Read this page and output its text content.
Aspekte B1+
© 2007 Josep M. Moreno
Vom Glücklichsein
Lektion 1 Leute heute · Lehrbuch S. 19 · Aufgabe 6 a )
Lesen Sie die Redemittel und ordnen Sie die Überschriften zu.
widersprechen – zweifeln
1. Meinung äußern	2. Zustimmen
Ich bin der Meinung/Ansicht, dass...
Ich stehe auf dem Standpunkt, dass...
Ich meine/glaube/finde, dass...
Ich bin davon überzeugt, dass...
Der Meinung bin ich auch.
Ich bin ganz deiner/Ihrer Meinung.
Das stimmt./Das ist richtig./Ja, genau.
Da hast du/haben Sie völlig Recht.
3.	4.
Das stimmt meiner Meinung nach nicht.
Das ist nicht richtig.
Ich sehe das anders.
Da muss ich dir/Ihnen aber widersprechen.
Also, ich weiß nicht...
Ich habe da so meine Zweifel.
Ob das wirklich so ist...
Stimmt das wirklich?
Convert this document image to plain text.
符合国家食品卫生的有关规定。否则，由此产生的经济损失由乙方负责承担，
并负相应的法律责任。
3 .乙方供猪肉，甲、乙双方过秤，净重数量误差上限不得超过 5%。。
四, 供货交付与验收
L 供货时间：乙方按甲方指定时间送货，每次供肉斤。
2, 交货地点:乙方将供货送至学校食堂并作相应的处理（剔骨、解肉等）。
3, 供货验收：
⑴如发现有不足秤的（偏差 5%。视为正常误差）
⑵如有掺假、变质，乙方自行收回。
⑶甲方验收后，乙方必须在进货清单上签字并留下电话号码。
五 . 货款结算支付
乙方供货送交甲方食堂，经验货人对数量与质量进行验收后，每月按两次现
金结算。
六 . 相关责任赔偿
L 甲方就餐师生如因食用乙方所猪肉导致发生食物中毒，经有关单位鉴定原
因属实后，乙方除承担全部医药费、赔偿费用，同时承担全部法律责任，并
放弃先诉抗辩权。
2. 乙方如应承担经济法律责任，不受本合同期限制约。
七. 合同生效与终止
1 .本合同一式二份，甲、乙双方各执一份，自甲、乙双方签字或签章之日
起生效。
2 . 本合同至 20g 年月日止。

==

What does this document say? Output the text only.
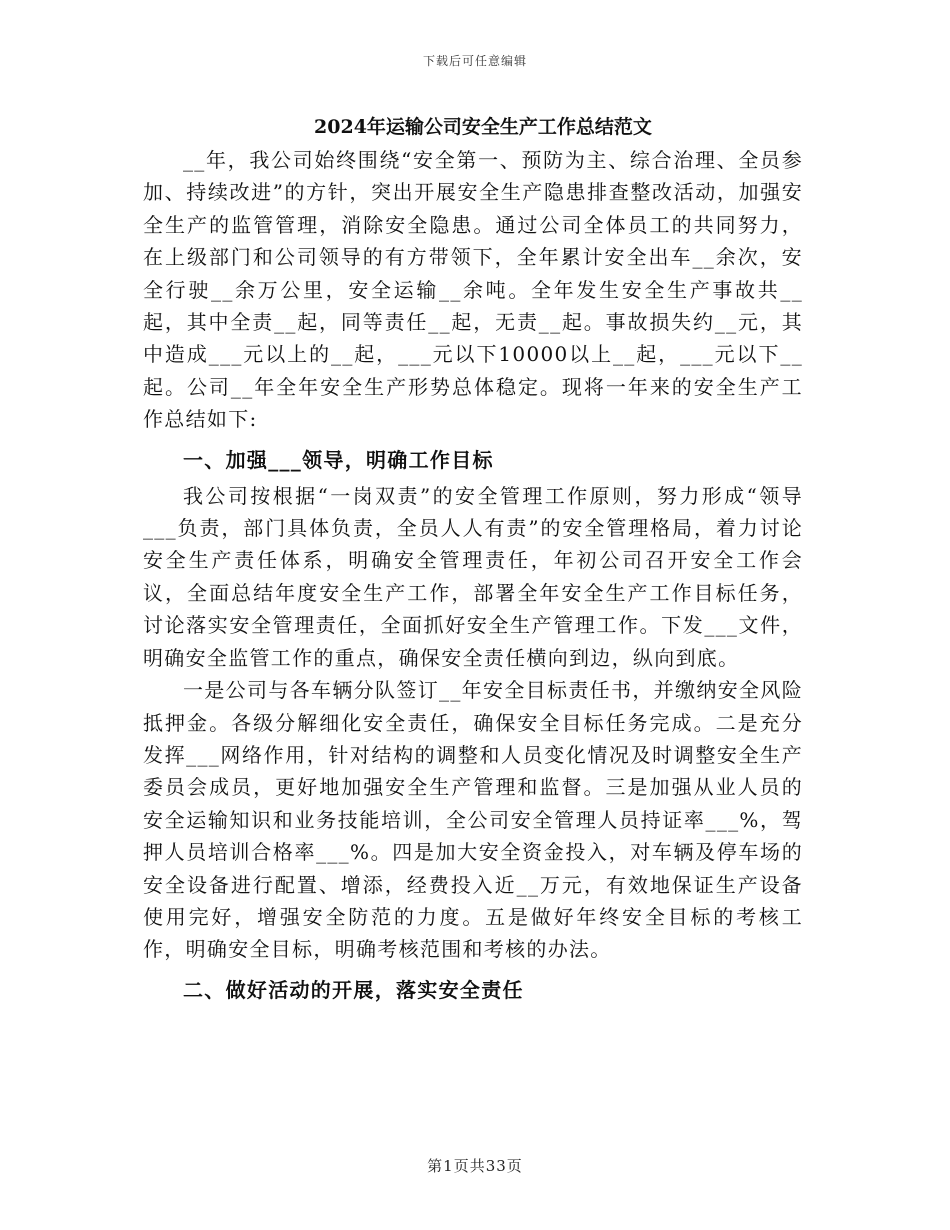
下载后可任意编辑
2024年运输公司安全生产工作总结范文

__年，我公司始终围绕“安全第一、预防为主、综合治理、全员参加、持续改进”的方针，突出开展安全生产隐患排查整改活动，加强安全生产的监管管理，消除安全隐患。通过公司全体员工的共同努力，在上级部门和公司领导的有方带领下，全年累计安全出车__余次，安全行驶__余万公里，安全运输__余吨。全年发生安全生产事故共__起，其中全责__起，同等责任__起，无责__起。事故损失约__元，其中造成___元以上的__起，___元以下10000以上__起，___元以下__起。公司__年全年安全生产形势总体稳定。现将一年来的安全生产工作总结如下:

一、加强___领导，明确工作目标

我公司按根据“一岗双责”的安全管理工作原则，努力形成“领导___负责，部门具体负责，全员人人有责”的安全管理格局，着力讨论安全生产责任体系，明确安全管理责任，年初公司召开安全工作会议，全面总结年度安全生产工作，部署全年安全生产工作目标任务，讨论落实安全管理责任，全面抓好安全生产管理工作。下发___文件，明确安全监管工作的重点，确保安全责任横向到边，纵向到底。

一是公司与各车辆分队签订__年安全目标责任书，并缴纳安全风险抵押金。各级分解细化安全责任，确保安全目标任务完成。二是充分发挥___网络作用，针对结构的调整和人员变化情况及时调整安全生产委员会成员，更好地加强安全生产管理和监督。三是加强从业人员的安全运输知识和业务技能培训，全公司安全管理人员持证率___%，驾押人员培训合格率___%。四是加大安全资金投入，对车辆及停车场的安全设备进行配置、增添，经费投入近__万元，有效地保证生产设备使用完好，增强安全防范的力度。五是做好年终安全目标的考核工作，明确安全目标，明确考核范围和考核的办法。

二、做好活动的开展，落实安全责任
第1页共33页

PROBLEM TO SOLVE =>
Look through the records and gather every line containing "text".

CORRECT ANSWER =>
Read this page and output its text content.
Convert this document image to plain text.
What does this document say? Output the text only.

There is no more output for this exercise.